[Excerpt from a dataset]
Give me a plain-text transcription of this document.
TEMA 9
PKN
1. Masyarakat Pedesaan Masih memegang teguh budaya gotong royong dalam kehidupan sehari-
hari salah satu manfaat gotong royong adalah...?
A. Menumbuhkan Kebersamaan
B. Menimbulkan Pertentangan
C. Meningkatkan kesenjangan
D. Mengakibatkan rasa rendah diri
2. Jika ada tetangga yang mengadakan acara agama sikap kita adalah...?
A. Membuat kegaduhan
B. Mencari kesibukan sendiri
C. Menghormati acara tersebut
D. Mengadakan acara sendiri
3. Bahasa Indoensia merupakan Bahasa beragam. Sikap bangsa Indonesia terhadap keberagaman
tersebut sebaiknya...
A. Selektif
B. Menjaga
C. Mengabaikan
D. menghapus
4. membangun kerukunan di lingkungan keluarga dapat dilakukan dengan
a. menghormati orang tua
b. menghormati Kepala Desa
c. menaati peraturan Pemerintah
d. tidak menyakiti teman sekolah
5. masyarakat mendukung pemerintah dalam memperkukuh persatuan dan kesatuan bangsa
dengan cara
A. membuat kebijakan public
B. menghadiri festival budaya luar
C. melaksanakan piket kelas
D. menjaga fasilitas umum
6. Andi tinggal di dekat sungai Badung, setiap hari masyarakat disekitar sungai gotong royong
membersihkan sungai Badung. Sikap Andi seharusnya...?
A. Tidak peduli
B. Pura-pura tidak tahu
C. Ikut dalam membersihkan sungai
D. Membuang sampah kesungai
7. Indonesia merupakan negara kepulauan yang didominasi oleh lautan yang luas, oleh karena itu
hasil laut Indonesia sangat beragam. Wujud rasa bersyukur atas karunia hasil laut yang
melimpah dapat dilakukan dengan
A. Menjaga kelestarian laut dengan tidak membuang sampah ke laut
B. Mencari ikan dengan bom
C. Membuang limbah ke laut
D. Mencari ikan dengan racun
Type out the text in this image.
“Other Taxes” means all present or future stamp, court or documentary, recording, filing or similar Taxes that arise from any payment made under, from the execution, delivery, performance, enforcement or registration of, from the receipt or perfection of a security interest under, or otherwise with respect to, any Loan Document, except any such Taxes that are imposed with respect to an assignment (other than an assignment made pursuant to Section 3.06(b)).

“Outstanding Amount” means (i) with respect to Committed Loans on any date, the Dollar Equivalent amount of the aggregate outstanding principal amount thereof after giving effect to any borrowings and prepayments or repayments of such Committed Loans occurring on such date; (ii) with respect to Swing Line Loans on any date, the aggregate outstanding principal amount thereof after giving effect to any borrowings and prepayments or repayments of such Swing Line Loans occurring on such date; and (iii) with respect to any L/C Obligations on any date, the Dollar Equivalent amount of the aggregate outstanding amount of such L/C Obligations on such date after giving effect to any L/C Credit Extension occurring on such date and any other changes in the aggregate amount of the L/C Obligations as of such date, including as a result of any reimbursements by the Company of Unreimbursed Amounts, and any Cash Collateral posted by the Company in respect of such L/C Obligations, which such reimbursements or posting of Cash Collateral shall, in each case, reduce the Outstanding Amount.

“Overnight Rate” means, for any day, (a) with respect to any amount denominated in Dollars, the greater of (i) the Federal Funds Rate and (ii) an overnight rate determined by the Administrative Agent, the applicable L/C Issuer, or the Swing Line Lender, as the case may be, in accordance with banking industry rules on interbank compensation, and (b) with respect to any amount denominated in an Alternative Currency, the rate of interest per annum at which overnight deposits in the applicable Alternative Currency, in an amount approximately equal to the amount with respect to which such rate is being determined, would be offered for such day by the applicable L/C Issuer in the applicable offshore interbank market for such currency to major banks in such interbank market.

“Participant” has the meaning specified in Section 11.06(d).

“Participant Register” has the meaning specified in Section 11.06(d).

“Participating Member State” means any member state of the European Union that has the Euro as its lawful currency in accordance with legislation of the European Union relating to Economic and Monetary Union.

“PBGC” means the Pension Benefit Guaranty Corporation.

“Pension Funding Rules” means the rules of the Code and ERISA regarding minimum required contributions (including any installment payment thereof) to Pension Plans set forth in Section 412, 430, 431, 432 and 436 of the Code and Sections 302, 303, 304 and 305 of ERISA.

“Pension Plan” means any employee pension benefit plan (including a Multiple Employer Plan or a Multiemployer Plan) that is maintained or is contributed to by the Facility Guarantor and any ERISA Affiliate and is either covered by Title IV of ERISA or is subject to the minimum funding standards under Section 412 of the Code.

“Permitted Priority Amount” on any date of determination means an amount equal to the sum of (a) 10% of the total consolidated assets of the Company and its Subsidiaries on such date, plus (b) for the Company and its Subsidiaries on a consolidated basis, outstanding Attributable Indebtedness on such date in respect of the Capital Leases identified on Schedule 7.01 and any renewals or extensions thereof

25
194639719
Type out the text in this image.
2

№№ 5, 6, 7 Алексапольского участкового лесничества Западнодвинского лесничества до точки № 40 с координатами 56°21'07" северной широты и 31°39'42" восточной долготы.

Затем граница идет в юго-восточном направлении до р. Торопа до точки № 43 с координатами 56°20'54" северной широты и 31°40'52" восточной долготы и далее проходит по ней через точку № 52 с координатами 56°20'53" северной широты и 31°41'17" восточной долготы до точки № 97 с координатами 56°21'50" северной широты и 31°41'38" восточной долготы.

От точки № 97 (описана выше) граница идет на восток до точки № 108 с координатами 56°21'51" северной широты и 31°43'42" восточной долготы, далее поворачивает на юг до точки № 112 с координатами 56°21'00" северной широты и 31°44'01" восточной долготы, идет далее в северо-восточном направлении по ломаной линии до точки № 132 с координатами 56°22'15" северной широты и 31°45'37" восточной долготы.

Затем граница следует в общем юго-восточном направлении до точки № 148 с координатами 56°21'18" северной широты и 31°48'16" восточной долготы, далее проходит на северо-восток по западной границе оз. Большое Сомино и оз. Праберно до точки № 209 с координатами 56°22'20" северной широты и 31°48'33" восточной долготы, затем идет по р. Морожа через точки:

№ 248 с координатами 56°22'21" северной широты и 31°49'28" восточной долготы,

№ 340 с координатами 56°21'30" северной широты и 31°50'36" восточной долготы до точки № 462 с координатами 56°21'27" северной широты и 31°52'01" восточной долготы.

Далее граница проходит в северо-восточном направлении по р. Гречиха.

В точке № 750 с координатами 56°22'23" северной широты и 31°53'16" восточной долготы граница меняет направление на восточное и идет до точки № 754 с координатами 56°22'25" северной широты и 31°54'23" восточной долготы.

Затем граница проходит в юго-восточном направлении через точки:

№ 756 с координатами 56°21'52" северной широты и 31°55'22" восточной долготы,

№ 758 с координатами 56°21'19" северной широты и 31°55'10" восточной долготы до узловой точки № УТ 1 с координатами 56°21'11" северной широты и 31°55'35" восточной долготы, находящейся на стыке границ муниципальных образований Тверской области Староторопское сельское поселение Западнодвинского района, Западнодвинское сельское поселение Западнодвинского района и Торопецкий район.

#### Exercise objective:
Say how many lines contain "Section", and give nothing but that number.

#### Solved exercise:
5